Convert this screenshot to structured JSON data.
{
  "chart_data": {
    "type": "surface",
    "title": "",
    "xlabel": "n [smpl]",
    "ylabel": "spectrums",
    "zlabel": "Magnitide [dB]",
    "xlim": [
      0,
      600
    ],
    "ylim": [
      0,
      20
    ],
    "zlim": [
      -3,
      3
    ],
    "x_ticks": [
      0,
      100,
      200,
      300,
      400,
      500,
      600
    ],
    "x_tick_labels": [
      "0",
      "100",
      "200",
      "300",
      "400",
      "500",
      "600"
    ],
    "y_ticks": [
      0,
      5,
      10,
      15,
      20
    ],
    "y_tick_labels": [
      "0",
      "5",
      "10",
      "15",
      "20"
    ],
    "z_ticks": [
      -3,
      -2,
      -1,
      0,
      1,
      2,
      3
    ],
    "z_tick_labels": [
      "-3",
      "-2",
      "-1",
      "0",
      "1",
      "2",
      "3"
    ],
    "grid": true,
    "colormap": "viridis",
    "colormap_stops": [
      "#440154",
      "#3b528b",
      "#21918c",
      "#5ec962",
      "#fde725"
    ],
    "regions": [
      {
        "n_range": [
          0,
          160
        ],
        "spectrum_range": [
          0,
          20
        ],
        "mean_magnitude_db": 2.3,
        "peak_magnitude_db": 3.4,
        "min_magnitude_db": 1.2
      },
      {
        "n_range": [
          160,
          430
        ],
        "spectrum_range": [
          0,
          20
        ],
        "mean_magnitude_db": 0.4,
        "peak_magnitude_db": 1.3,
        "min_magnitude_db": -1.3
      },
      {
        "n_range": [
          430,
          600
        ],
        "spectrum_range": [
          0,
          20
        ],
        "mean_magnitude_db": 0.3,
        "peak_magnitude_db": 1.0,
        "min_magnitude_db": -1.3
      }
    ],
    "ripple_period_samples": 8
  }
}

------

Exercise task: Your task is to repeat every entry exactly.

Exercise answer:
Convert this screenshot to structured JSON data.
{
  "chart_data": {
    "type": "surface",
    "title": "",
    "xlabel": "n [smpl]",
    "ylabel": "spectrums",
    "zlabel": "Magnitide [dB]",
    "xlim": [
      0,
      600
    ],
    "ylim": [
      0,
      20
    ],
    "zlim": [
      -3,
      3
    ],
    "x_ticks": [
      0,
      100,
      200,
      300,
      400,
      500,
      600
    ],
    "x_tick_labels": [
      "0",
      "100",
      "200",
      "300",
      "400",
      "500",
      "600"
    ],
    "y_ticks": [
      0,
      5,
      10,
      15,
      20
    ],
    "y_tick_labels": [
      "0",
      "5",
      "10",
      "15",
      "20"
    ],
    "z_ticks": [
      -3,
      -2,
      -1,
      0,
      1,
      2,
      3
    ],
    "z_tick_labels": [
      "-3",
      "-2",
      "-1",
      "0",
      "1",
      "2",
      "3"
    ],
    "grid": true,
    "colormap": "viridis",
    "colormap_stops": [
      "#440154",
      "#3b528b",
      "#21918c",
      "#5ec962",
      "#fde725"
    ],
    "regions": [
      {
        "n_range": [
          0,
          160
        ],
        "spectrum_range": [
          0,
          20
        ],
        "mean_magnitude_db": 2.3,
        "peak_magnitude_db": 3.4,
        "min_magnitude_db": 1.2
      },
      {
        "n_range": [
          160,
          430
        ],
        "spectrum_range": [
          0,
          20
        ],
        "mean_magnitude_db": 0.4,
        "peak_magnitude_db": 1.3,
        "min_magnitude_db": -1.3
      },
      {
        "n_range": [
          430,
          600
        ],
        "spectrum_range": [
          0,
          20
        ],
        "mean_magnitude_db": 0.3,
        "peak_magnitude_db": 1.0,
        "min_magnitude_db": -1.3
      }
    ],
    "ripple_period_samples": 8
  }
}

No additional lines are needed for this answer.